TASK DIRECTIONS
Without the pictures, set down the records below word for word.

-- BEGIN DATA TO PROCESS --

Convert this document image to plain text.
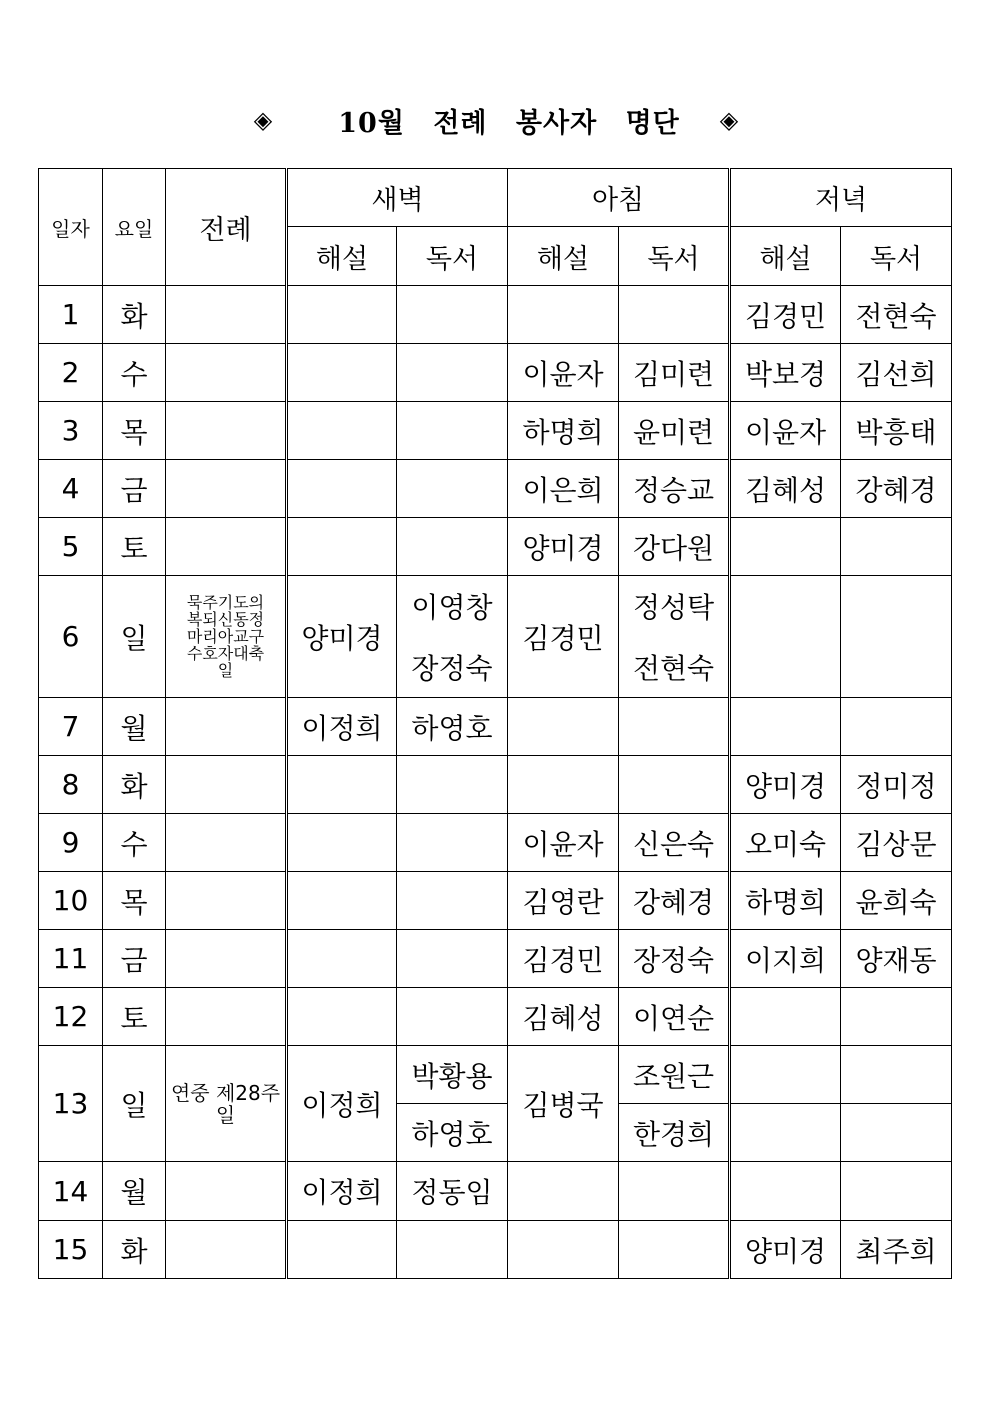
◈ 10월 전례 봉사자 명단 ◈
일자	요일	전례	새벽		아침		저녁	
			해설	독서	해설	독서	해설	독서
1	화						김경민	전현숙
2	수				이윤자	김미련	박보경	김선희
3	목				하명희	윤미련	이윤자	박흥태
4	금				이은희	정승교	김혜성	강혜경
5	토				양미경	강다원		
6	일	묵주기도의 복되신동정 마리아교구 수호자대축일	양미경	이영창	김경민	정성탁		
				장정숙		전현숙		
7	월		이정희	하영호				
8	화						양미경	정미정
9	수				이윤자	신은숙	오미숙	김상문
10	목				김영란	강혜경	하명희	윤희숙
11	금				김경민	장정숙	이지희	양재동
12	토				김혜성	이연순		
13	일	연중 제28주일	이정희	박황용	김병국	조원근		
				하영호		한경희		
14	월		이정희	정동임				
15	화						양미경	최주희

-- END DATA TO PROCESS --

WRITTEN RESPONSE
Convert this document image to plain text.
◈ 10월 전례 봉사자 명단 ◈
일자	요일	전례	새벽		아침		저녁	
			해설	독서	해설	독서	해설	독서
1	화						김경민	전현숙
2	수				이윤자	김미련	박보경	김선희
3	목				하명희	윤미련	이윤자	박흥태
4	금				이은희	정승교	김혜성	강혜경
5	토				양미경	강다원		
6	일	묵주기도의 복되신동정 마리아교구 수호자대축일	양미경	이영창	김경민	정성탁		
				장정숙		전현숙		
7	월		이정희	하영호				
8	화						양미경	정미정
9	수				이윤자	신은숙	오미숙	김상문
10	목				김영란	강혜경	하명희	윤희숙
11	금				김경민	장정숙	이지희	양재동
12	토				김혜성	이연순		
13	일	연중 제28주일	이정희	박황용	김병국	조원근		
				하영호		한경희		
14	월		이정희	정동임				
15	화						양미경	최주희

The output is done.